> Challenge
Each line below should be reproduced without any alteration.

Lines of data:
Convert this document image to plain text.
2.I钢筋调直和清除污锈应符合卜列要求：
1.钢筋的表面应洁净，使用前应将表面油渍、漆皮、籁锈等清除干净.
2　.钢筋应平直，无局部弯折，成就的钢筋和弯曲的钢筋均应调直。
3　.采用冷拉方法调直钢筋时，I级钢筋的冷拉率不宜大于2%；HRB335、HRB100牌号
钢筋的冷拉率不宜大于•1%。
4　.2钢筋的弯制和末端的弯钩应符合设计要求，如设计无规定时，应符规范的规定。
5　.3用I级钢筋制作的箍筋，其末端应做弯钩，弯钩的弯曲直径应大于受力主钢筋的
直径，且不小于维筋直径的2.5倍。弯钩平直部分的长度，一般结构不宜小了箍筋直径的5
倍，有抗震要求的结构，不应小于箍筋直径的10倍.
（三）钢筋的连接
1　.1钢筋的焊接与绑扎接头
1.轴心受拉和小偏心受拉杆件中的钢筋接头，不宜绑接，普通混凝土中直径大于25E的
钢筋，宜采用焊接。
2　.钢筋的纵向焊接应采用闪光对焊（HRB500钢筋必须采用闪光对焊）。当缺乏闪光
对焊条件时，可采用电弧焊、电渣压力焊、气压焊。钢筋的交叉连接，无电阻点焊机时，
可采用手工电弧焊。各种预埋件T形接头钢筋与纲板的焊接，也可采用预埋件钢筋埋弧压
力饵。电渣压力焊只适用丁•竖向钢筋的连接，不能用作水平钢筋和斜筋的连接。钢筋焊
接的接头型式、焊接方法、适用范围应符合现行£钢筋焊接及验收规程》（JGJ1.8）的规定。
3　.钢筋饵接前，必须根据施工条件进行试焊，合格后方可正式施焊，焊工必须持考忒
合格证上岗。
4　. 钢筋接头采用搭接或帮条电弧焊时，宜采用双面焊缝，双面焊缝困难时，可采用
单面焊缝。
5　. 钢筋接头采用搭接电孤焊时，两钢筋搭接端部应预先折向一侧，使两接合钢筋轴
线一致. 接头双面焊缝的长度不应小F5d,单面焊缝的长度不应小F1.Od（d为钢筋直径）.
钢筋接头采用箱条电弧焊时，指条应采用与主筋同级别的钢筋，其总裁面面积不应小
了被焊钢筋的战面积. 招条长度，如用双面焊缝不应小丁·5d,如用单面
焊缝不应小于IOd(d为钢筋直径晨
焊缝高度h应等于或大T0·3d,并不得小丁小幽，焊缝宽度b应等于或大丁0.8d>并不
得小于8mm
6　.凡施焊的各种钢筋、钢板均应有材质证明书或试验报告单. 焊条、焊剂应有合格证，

> Answer in full
Convert this document image to plain text.
2.I钢筋调直和清除污锈应符合卜列要求：
1.钢筋的表面应洁净，使用前应将表面油渍、漆皮、籁锈等清除干净.
2　.钢筋应平直，无局部弯折，成就的钢筋和弯曲的钢筋均应调直。
3　.采用冷拉方法调直钢筋时，I级钢筋的冷拉率不宜大于2%；HRB335、HRB100牌号
钢筋的冷拉率不宜大于•1%。
4　.2钢筋的弯制和末端的弯钩应符合设计要求，如设计无规定时，应符规范的规定。
5　.3用I级钢筋制作的箍筋，其末端应做弯钩，弯钩的弯曲直径应大于受力主钢筋的
直径，且不小于维筋直径的2.5倍。弯钩平直部分的长度，一般结构不宜小了箍筋直径的5
倍，有抗震要求的结构，不应小于箍筋直径的10倍.
（三）钢筋的连接
1　.1钢筋的焊接与绑扎接头
1.轴心受拉和小偏心受拉杆件中的钢筋接头，不宜绑接，普通混凝土中直径大于25E的
钢筋，宜采用焊接。
2　.钢筋的纵向焊接应采用闪光对焊（HRB500钢筋必须采用闪光对焊）。当缺乏闪光
对焊条件时，可采用电弧焊、电渣压力焊、气压焊。钢筋的交叉连接，无电阻点焊机时，
可采用手工电弧焊。各种预埋件T形接头钢筋与纲板的焊接，也可采用预埋件钢筋埋弧压
力饵。电渣压力焊只适用丁•竖向钢筋的连接，不能用作水平钢筋和斜筋的连接。钢筋焊
接的接头型式、焊接方法、适用范围应符合现行£钢筋焊接及验收规程》（JGJ1.8）的规定。
3　.钢筋饵接前，必须根据施工条件进行试焊，合格后方可正式施焊，焊工必须持考忒
合格证上岗。
4　. 钢筋接头采用搭接或帮条电弧焊时，宜采用双面焊缝，双面焊缝困难时，可采用
单面焊缝。
5　. 钢筋接头采用搭接电孤焊时，两钢筋搭接端部应预先折向一侧，使两接合钢筋轴
线一致. 接头双面焊缝的长度不应小F5d,单面焊缝的长度不应小F1.Od（d为钢筋直径）.
钢筋接头采用箱条电弧焊时，指条应采用与主筋同级别的钢筋，其总裁面面积不应小
了被焊钢筋的战面积. 招条长度，如用双面焊缝不应小丁·5d,如用单面
焊缝不应小于IOd(d为钢筋直径晨
焊缝高度h应等于或大T0·3d,并不得小丁小幽，焊缝宽度b应等于或大丁0.8d>并不
得小于8mm
6　.凡施焊的各种钢筋、钢板均应有材质证明书或试验报告单. 焊条、焊剂应有合格证，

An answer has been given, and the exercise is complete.